# Records about charts and figures:

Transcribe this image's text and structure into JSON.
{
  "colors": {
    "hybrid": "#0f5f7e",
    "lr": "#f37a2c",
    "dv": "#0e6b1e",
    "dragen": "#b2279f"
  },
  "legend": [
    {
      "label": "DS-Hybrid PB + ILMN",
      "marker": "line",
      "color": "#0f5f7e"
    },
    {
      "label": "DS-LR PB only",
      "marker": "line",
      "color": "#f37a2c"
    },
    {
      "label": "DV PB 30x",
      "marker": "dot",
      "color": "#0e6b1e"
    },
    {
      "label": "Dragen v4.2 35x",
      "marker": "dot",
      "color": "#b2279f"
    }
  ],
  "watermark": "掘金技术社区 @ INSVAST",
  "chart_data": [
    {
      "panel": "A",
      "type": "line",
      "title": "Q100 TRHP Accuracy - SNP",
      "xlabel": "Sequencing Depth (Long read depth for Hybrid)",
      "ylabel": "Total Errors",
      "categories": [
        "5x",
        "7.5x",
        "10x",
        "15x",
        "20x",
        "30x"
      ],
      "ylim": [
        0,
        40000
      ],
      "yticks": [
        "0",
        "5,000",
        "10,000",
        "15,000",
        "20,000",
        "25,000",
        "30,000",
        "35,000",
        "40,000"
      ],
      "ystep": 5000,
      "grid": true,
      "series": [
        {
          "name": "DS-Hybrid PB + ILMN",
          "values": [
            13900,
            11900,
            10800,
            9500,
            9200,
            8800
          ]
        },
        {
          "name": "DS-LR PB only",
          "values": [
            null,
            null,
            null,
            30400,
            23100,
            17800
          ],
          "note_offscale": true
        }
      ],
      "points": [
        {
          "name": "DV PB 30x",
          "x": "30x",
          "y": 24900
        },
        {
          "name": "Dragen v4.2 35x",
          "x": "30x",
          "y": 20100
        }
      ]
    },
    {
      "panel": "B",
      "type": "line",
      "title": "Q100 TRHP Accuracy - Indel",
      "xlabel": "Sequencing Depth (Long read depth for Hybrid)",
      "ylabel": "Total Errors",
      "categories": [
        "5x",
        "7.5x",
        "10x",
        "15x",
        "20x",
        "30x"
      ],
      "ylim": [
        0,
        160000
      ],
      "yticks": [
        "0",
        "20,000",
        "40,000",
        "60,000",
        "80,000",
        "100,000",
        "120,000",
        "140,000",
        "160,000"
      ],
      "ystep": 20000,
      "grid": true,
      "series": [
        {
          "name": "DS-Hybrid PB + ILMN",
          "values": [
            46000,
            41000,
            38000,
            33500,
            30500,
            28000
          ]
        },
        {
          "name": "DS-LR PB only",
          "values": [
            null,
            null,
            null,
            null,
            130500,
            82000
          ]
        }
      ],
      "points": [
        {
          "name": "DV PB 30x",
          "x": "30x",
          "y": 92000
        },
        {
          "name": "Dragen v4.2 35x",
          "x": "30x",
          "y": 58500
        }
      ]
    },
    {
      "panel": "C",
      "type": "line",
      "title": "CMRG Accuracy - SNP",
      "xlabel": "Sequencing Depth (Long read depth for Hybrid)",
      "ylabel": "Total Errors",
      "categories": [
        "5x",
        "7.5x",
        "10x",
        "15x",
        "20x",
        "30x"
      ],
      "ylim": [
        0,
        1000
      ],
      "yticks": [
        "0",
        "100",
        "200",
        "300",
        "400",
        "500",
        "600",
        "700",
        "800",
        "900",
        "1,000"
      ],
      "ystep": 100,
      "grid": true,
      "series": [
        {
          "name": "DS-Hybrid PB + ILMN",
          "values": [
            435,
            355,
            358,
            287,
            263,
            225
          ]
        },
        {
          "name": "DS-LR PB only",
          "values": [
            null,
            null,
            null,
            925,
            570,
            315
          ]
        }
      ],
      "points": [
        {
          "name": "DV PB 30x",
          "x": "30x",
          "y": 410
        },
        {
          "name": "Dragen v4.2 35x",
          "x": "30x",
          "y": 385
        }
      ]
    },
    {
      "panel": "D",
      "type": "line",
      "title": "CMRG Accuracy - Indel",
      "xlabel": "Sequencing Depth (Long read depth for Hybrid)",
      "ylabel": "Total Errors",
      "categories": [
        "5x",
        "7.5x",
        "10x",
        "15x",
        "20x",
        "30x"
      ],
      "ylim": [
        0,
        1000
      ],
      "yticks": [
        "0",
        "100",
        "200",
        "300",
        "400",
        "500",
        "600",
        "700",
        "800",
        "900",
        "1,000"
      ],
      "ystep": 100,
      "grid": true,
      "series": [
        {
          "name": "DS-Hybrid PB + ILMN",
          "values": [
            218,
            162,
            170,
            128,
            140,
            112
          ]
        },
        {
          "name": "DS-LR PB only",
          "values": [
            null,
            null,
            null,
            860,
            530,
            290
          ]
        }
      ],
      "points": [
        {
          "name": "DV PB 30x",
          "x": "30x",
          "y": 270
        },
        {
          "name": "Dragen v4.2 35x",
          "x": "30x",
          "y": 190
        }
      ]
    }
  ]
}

# STATED EXERCISE:
Make an exact copy of the records.

# OUTPUT FOR THIS TASK:
Transcribe this image's text and structure into JSON.
{
  "colors": {
    "hybrid": "#0f5f7e",
    "lr": "#f37a2c",
    "dv": "#0e6b1e",
    "dragen": "#b2279f"
  },
  "legend": [
    {
      "label": "DS-Hybrid PB + ILMN",
      "marker": "line",
      "color": "#0f5f7e"
    },
    {
      "label": "DS-LR PB only",
      "marker": "line",
      "color": "#f37a2c"
    },
    {
      "label": "DV PB 30x",
      "marker": "dot",
      "color": "#0e6b1e"
    },
    {
      "label": "Dragen v4.2 35x",
      "marker": "dot",
      "color": "#b2279f"
    }
  ],
  "watermark": "掘金技术社区 @ INSVAST",
  "chart_data": [
    {
      "panel": "A",
      "type": "line",
      "title": "Q100 TRHP Accuracy - SNP",
      "xlabel": "Sequencing Depth (Long read depth for Hybrid)",
      "ylabel": "Total Errors",
      "categories": [
        "5x",
        "7.5x",
        "10x",
        "15x",
        "20x",
        "30x"
      ],
      "ylim": [
        0,
        40000
      ],
      "yticks": [
        "0",
        "5,000",
        "10,000",
        "15,000",
        "20,000",
        "25,000",
        "30,000",
        "35,000",
        "40,000"
      ],
      "ystep": 5000,
      "grid": true,
      "series": [
        {
          "name": "DS-Hybrid PB + ILMN",
          "values": [
            13900,
            11900,
            10800,
            9500,
            9200,
            8800
          ]
        },
        {
          "name": "DS-LR PB only",
          "values": [
            null,
            null,
            null,
            30400,
            23100,
            17800
          ],
          "note_offscale": true
        }
      ],
      "points": [
        {
          "name": "DV PB 30x",
          "x": "30x",
          "y": 24900
        },
        {
          "name": "Dragen v4.2 35x",
          "x": "30x",
          "y": 20100
        }
      ]
    },
    {
      "panel": "B",
      "type": "line",
      "title": "Q100 TRHP Accuracy - Indel",
      "xlabel": "Sequencing Depth (Long read depth for Hybrid)",
      "ylabel": "Total Errors",
      "categories": [
        "5x",
        "7.5x",
        "10x",
        "15x",
        "20x",
        "30x"
      ],
      "ylim": [
        0,
        160000
      ],
      "yticks": [
        "0",
        "20,000",
        "40,000",
        "60,000",
        "80,000",
        "100,000",
        "120,000",
        "140,000",
        "160,000"
      ],
      "ystep": 20000,
      "grid": true,
      "series": [
        {
          "name": "DS-Hybrid PB + ILMN",
          "values": [
            46000,
            41000,
            38000,
            33500,
            30500,
            28000
          ]
        },
        {
          "name": "DS-LR PB only",
          "values": [
            null,
            null,
            null,
            null,
            130500,
            82000
          ]
        }
      ],
      "points": [
        {
          "name": "DV PB 30x",
          "x": "30x",
          "y": 92000
        },
        {
          "name": "Dragen v4.2 35x",
          "x": "30x",
          "y": 58500
        }
      ]
    },
    {
      "panel": "C",
      "type": "line",
      "title": "CMRG Accuracy - SNP",
      "xlabel": "Sequencing Depth (Long read depth for Hybrid)",
      "ylabel": "Total Errors",
      "categories": [
        "5x",
        "7.5x",
        "10x",
        "15x",
        "20x",
        "30x"
      ],
      "ylim": [
        0,
        1000
      ],
      "yticks": [
        "0",
        "100",
        "200",
        "300",
        "400",
        "500",
        "600",
        "700",
        "800",
        "900",
        "1,000"
      ],
      "ystep": 100,
      "grid": true,
      "series": [
        {
          "name": "DS-Hybrid PB + ILMN",
          "values": [
            435,
            355,
            358,
            287,
            263,
            225
          ]
        },
        {
          "name": "DS-LR PB only",
          "values": [
            null,
            null,
            null,
            925,
            570,
            315
          ]
        }
      ],
      "points": [
        {
          "name": "DV PB 30x",
          "x": "30x",
          "y": 410
        },
        {
          "name": "Dragen v4.2 35x",
          "x": "30x",
          "y": 385
        }
      ]
    },
    {
      "panel": "D",
      "type": "line",
      "title": "CMRG Accuracy - Indel",
      "xlabel": "Sequencing Depth (Long read depth for Hybrid)",
      "ylabel": "Total Errors",
      "categories": [
        "5x",
        "7.5x",
        "10x",
        "15x",
        "20x",
        "30x"
      ],
      "ylim": [
        0,
        1000
      ],
      "yticks": [
        "0",
        "100",
        "200",
        "300",
        "400",
        "500",
        "600",
        "700",
        "800",
        "900",
        "1,000"
      ],
      "ystep": 100,
      "grid": true,
      "series": [
        {
          "name": "DS-Hybrid PB + ILMN",
          "values": [
            218,
            162,
            170,
            128,
            140,
            112
          ]
        },
        {
          "name": "DS-LR PB only",
          "values": [
            null,
            null,
            null,
            860,
            530,
            290
          ]
        }
      ],
      "points": [
        {
          "name": "DV PB 30x",
          "x": "30x",
          "y": 270
        },
        {
          "name": "Dragen v4.2 35x",
          "x": "30x",
          "y": 190
        }
      ]
    }
  ]
}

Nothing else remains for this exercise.